_EXTRACTED RECORDS_
━━━━━━━━━━━━━━━━

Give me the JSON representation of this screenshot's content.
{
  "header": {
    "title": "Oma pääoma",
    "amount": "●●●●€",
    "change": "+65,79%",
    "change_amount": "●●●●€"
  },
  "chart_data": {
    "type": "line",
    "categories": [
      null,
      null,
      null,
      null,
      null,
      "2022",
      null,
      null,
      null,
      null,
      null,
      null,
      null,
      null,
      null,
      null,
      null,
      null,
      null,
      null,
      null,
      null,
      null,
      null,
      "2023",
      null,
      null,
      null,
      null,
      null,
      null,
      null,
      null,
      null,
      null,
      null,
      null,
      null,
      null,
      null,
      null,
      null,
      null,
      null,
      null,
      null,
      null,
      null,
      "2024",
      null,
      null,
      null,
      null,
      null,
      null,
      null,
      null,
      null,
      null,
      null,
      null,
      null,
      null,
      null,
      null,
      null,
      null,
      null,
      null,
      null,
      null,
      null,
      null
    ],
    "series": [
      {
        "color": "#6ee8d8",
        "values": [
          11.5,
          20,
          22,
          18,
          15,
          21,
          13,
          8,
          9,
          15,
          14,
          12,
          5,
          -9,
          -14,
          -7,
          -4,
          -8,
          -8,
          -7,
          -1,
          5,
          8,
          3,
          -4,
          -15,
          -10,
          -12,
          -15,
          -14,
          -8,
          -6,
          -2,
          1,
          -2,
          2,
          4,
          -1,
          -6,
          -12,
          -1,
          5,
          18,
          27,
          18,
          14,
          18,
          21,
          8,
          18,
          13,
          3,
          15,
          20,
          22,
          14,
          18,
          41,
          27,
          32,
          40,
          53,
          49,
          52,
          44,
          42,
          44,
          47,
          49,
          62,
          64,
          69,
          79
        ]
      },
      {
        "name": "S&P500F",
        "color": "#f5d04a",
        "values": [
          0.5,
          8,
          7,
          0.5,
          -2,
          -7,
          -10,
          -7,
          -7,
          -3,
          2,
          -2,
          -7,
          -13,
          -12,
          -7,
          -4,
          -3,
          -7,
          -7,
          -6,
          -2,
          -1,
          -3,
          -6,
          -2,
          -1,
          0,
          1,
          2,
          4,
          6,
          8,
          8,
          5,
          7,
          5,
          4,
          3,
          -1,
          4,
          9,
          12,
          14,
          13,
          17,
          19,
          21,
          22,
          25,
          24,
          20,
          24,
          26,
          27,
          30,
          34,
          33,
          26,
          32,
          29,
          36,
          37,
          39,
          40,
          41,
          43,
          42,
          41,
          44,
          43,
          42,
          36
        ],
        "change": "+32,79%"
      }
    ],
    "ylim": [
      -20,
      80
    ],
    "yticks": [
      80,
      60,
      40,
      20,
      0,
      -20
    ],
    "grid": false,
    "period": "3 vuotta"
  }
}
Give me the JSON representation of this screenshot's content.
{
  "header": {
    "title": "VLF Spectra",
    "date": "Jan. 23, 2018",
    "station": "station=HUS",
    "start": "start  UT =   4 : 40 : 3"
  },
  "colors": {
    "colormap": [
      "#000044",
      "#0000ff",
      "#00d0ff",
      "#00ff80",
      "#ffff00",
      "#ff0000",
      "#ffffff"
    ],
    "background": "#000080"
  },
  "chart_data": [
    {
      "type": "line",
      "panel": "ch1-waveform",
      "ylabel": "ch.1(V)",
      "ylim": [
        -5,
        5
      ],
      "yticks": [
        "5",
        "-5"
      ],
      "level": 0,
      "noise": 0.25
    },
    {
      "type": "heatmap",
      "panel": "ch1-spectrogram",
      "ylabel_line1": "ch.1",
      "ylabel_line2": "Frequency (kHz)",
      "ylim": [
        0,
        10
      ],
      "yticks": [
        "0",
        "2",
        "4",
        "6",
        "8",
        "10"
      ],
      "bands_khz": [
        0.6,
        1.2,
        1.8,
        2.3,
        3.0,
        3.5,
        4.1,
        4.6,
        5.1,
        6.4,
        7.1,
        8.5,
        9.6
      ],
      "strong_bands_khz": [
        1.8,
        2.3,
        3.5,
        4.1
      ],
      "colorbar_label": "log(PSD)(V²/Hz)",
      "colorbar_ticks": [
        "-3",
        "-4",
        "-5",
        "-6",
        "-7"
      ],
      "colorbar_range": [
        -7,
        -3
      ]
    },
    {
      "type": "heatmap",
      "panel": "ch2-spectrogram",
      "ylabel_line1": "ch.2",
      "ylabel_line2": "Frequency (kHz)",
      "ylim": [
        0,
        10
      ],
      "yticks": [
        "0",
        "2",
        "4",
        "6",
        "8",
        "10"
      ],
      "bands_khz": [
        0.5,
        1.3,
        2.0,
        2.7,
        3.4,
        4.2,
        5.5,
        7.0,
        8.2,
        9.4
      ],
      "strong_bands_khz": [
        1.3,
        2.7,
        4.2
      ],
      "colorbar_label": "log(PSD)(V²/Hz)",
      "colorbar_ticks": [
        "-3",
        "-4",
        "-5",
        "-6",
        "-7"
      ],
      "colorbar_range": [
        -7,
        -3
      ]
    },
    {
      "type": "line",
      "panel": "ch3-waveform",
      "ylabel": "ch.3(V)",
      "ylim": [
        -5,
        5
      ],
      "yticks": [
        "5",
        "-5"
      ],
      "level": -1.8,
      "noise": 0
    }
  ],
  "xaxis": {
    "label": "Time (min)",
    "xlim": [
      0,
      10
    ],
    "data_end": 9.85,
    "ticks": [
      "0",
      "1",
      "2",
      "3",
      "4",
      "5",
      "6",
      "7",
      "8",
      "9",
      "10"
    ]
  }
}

━━━━━━━━━━━━━━━━

Scan the material above and determine how many lines include the word "panel"; report only the number.

_REPLY_
4